§ **Your instructions**:
Pick out each line in these entries that contains the string "KILOWATCH".

*** Entries supplied ***

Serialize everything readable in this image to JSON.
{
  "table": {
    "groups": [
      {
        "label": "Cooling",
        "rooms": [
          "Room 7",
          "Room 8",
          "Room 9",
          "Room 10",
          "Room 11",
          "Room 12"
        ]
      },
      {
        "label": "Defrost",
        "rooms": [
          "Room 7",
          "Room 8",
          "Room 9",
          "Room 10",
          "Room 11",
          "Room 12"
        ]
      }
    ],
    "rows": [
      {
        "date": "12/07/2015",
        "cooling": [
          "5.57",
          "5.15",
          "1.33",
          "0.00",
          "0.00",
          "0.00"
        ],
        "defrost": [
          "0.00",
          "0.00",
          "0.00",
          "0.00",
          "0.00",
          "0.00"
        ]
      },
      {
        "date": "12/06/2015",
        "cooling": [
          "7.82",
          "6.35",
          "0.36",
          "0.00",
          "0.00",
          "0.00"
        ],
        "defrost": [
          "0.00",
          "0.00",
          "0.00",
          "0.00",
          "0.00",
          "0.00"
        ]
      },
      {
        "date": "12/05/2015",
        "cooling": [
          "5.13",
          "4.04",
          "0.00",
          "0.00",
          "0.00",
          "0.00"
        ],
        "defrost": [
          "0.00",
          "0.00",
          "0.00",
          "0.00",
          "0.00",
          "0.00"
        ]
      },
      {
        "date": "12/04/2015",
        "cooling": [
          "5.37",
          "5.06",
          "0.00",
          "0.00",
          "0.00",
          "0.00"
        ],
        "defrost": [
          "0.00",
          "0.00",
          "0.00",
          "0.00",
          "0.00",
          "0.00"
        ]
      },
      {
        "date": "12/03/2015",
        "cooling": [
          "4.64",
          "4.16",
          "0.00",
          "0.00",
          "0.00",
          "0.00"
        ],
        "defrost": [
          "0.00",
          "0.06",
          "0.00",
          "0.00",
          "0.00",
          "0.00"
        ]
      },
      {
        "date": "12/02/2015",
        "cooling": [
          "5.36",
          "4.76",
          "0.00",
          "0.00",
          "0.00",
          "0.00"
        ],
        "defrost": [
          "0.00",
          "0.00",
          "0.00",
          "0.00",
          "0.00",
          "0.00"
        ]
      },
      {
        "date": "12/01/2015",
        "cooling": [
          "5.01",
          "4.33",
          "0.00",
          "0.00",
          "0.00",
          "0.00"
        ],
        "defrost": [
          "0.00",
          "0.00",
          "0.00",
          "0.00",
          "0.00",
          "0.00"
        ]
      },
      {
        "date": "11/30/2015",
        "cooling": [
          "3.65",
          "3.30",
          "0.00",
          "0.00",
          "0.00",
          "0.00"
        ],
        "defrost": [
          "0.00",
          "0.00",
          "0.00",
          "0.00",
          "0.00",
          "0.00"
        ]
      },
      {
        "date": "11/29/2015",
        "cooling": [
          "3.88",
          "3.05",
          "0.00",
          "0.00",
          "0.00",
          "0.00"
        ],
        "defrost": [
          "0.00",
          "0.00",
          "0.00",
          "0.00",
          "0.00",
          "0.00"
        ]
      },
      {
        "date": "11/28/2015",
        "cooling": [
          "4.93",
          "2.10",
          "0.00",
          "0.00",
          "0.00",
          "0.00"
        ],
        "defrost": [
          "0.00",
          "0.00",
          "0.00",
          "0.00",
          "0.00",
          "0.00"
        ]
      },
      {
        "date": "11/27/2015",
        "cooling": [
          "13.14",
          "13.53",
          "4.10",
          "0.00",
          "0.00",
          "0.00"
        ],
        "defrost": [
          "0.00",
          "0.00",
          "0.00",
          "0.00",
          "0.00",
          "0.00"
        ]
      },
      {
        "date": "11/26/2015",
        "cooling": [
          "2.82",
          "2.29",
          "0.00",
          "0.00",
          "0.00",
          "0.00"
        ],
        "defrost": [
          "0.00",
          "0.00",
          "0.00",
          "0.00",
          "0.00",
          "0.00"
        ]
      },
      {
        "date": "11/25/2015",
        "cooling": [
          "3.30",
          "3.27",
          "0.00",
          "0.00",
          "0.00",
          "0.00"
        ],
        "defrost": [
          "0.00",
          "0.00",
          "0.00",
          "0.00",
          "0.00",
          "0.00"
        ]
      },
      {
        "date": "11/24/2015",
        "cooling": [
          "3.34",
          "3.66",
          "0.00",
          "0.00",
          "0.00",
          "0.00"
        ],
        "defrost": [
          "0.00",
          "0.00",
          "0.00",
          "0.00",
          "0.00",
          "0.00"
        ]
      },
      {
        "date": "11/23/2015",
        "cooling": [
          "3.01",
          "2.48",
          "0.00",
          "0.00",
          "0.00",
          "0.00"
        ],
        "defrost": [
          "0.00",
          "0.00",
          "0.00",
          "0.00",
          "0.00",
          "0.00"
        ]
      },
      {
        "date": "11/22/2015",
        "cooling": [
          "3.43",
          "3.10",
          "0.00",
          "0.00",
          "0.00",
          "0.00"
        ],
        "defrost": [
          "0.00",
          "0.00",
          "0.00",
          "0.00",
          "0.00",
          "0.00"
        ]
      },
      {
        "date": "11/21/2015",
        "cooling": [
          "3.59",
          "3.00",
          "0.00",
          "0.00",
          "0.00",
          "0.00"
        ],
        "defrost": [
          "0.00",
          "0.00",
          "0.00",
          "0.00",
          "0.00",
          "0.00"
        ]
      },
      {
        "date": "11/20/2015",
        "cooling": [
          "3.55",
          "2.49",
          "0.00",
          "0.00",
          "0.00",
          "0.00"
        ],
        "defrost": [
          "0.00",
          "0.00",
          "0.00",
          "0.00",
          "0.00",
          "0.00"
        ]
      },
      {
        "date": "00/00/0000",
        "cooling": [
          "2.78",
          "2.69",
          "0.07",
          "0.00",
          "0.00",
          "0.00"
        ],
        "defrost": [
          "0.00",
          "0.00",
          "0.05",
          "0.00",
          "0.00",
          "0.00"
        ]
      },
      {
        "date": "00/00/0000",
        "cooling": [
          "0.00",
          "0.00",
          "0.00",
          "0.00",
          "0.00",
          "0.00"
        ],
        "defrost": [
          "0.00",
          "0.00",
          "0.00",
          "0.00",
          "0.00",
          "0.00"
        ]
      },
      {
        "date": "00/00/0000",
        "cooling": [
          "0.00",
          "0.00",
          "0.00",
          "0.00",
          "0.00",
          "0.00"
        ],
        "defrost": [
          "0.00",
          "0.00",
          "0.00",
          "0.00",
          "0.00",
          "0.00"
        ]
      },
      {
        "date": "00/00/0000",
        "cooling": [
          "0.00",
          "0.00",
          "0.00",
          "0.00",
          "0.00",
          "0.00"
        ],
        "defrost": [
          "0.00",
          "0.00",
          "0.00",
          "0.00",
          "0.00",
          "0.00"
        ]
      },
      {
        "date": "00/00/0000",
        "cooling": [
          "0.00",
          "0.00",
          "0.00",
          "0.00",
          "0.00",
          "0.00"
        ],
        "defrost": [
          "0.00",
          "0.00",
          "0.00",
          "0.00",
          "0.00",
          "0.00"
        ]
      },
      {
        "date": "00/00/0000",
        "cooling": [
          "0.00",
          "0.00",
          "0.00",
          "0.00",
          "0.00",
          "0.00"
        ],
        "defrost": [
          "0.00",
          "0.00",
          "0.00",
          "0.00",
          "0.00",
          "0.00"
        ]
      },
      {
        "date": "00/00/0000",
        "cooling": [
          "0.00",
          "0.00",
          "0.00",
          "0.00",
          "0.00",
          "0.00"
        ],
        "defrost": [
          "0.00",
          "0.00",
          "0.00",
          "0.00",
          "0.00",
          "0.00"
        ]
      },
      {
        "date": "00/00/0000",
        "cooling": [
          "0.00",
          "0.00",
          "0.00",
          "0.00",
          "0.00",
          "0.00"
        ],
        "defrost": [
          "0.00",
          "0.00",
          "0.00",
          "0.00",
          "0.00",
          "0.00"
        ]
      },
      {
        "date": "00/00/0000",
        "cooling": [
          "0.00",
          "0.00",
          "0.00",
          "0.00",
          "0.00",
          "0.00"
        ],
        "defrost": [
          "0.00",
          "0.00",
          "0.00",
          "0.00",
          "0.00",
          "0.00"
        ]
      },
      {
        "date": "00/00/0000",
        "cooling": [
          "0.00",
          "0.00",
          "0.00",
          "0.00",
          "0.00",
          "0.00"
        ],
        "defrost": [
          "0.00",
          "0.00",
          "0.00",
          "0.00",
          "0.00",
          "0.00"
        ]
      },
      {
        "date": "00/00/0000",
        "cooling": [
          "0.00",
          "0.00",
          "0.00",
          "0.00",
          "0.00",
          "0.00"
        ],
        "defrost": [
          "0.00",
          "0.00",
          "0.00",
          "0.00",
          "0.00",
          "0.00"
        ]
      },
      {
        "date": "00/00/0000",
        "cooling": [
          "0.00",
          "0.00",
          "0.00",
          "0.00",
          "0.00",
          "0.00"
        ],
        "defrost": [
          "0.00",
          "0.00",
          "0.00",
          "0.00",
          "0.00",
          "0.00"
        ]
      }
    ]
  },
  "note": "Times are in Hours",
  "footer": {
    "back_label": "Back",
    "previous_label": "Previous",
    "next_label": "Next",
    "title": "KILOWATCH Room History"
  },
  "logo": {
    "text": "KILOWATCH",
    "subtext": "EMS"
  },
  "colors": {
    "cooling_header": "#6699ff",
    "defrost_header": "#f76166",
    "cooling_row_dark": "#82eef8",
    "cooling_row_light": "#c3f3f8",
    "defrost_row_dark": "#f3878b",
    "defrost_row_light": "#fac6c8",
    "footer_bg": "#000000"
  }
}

***

§ **Full solution**:
    "title": "KILOWATCH Room History"
    "text": "KILOWATCH",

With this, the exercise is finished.